PROBLEM DETAILS:
Convert the lines between the one containing "Identify all the" and the one containing "cancel-button[interactable]: Cancel [40, 540, 912, 588]", inclusive, into a JSON list of strings with one string per line and blank lines omitted.

*****

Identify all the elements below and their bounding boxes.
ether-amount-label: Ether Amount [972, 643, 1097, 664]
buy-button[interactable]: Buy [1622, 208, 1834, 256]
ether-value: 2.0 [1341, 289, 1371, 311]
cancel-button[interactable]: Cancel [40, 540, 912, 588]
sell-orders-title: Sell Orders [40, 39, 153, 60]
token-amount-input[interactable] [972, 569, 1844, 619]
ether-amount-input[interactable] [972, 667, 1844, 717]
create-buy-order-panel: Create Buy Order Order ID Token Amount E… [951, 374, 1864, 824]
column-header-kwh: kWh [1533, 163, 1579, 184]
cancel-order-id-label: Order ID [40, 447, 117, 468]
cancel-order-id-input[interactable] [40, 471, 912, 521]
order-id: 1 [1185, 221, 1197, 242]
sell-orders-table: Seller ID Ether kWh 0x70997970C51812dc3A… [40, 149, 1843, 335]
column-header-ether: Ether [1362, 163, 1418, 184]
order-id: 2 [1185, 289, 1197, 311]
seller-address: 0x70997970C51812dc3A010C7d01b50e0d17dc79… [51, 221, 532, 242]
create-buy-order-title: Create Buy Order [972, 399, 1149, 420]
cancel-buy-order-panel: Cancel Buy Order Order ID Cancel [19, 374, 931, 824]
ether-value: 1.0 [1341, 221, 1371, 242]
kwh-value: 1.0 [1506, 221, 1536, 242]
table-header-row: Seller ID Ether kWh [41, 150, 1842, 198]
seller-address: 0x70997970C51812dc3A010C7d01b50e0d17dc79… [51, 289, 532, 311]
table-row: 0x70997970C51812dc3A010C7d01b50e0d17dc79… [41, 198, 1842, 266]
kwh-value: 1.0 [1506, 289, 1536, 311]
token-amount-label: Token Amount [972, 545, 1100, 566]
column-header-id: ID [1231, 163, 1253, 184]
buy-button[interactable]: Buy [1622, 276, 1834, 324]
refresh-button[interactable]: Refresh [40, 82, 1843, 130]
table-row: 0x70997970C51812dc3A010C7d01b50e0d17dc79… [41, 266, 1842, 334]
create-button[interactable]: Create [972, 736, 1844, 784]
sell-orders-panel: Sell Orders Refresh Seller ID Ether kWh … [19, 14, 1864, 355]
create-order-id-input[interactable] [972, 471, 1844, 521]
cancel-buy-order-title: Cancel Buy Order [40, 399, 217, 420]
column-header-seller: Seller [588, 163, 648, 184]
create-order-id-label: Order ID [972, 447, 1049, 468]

*****

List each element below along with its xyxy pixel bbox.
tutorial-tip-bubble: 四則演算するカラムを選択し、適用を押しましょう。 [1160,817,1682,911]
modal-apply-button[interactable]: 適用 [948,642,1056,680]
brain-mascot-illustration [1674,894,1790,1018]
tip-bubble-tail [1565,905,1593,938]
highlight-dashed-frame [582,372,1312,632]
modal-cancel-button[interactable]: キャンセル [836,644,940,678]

*****

TASK RESPONSE:
[
  "Identify all the elements below and their bounding boxes.",
  "ether-amount-label: Ether Amount [972, 643, 1097, 664]",
  "buy-button[interactable]: Buy [1622, 208, 1834, 256]",
  "ether-value: 2.0 [1341, 289, 1371, 311]",
  "cancel-button[interactable]: Cancel [40, 540, 912, 588]"
]